What is expected: Find all lines in the records that include the word "underlying", and copy them out.

Stored rows:
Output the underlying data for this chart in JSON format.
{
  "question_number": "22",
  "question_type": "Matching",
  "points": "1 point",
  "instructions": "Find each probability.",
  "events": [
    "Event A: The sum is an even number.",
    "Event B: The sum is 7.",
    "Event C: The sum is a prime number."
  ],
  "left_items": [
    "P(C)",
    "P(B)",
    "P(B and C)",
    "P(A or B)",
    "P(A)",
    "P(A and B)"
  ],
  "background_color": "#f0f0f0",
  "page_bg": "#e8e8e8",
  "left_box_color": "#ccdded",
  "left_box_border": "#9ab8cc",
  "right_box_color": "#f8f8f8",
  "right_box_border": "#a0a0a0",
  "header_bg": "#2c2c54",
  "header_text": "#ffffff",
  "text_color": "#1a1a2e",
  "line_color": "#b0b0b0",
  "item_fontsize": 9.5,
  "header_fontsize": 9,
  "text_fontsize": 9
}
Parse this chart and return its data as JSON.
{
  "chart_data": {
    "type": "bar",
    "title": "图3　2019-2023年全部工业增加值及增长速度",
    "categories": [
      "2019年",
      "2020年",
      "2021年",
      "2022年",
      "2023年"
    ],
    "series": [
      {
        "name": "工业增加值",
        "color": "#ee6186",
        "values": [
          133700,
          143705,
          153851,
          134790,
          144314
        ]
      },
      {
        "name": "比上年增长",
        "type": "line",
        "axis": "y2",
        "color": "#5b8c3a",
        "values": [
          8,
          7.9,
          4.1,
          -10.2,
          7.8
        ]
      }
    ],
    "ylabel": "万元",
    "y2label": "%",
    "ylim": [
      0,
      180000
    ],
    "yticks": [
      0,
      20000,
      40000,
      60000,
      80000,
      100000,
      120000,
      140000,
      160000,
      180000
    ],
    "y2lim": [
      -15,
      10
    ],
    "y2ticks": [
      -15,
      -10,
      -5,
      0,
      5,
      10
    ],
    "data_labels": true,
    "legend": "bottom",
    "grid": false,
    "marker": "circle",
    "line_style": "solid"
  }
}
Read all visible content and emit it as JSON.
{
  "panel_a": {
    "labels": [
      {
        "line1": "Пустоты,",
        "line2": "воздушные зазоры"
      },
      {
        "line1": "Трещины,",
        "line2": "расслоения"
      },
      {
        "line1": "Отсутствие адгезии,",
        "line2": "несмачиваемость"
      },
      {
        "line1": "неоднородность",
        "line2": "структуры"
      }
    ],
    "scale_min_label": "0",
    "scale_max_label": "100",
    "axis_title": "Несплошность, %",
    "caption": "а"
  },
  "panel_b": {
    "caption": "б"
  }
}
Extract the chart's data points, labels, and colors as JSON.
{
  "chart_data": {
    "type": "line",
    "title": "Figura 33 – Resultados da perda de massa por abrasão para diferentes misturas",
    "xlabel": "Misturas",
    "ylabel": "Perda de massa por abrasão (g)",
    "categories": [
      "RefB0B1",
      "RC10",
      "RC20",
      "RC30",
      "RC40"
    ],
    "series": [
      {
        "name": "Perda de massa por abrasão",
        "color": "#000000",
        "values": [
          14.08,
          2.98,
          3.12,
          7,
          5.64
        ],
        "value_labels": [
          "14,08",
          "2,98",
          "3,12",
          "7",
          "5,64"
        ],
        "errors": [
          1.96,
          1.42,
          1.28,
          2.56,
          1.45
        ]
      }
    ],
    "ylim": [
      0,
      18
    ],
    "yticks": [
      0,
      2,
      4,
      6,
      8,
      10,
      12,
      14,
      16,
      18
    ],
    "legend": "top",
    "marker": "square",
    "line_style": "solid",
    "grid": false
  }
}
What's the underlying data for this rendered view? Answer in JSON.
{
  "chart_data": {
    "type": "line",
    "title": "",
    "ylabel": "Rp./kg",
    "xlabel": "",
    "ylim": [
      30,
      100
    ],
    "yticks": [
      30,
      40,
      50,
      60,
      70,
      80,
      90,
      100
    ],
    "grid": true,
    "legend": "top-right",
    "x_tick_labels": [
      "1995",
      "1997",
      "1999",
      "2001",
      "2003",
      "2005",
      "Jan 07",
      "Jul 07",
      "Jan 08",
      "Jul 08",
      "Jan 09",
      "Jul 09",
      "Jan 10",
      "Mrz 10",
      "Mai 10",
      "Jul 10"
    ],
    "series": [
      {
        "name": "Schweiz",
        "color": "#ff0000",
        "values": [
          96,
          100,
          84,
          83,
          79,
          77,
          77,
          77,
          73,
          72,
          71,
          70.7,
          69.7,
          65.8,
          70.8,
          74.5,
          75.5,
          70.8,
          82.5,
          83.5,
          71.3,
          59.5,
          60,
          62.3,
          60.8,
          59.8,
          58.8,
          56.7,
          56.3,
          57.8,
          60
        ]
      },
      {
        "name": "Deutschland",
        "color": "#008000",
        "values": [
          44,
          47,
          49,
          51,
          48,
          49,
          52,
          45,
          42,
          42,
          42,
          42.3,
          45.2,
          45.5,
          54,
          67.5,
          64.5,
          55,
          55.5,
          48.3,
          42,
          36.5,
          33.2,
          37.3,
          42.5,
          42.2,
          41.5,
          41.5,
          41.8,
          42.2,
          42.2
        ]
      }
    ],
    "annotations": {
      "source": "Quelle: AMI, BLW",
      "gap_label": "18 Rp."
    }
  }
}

Solution for this problem:
Output the underlying data for this chart in JSON format.
What's the underlying data for this rendered view? Answer in JSON.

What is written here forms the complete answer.